To do:
Look below for the line with "Output a JSON", and from there restate every line word for word until the entries end.

--- begin ---

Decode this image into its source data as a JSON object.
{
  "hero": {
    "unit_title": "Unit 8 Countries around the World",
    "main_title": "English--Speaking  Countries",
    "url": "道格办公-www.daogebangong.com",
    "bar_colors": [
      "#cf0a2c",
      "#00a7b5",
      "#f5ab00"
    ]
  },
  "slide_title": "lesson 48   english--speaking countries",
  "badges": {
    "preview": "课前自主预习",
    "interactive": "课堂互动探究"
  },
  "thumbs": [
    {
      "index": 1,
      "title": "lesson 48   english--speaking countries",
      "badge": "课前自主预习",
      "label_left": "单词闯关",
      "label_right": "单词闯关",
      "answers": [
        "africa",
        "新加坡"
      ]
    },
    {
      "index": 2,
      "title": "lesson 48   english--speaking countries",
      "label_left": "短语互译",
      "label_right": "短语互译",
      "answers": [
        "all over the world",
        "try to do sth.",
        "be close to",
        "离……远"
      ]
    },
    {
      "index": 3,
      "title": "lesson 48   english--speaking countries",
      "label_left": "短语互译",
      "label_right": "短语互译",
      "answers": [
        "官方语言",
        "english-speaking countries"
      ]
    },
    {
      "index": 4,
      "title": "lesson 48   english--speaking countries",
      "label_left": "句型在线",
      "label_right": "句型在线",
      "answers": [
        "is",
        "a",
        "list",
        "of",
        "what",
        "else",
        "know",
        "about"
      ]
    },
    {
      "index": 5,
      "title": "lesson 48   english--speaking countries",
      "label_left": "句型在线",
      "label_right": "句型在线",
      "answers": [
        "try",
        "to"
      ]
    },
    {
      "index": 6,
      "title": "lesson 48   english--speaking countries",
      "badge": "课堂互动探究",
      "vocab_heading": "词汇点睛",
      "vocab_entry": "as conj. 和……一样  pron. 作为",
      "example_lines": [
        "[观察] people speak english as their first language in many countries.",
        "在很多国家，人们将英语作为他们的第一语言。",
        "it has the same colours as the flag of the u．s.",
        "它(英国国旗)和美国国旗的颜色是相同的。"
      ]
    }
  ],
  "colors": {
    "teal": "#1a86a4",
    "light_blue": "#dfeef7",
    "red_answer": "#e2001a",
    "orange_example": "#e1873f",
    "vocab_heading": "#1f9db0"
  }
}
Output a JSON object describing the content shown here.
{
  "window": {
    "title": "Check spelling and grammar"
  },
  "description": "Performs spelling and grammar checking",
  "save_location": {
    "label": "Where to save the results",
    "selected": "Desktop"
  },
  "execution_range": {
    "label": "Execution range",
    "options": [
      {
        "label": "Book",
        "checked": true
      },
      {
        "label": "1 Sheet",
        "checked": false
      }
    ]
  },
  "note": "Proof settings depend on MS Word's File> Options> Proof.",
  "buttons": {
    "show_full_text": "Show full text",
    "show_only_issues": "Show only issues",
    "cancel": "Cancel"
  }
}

--- end ---

Written reply:
Output a JSON object describing the content shown here.
{
  "window": {
    "title": "Check spelling and grammar"
  },
  "description": "Performs spelling and grammar checking",
  "save_location": {
    "label": "Where to save the results",
    "selected": "Desktop"
  },
  "execution_range": {
    "label": "Execution range",
    "options": [
      {
        "label": "Book",
        "checked": true
      },
      {
        "label": "1 Sheet",
        "checked": false
      }
    ]
  },
  "note": "Proof settings depend on MS Word's File> Options> Proof.",
  "buttons": {
    "show_full_text": "Show full text",
    "show_only_issues": "Show only issues",
    "cancel": "Cancel"
  }
}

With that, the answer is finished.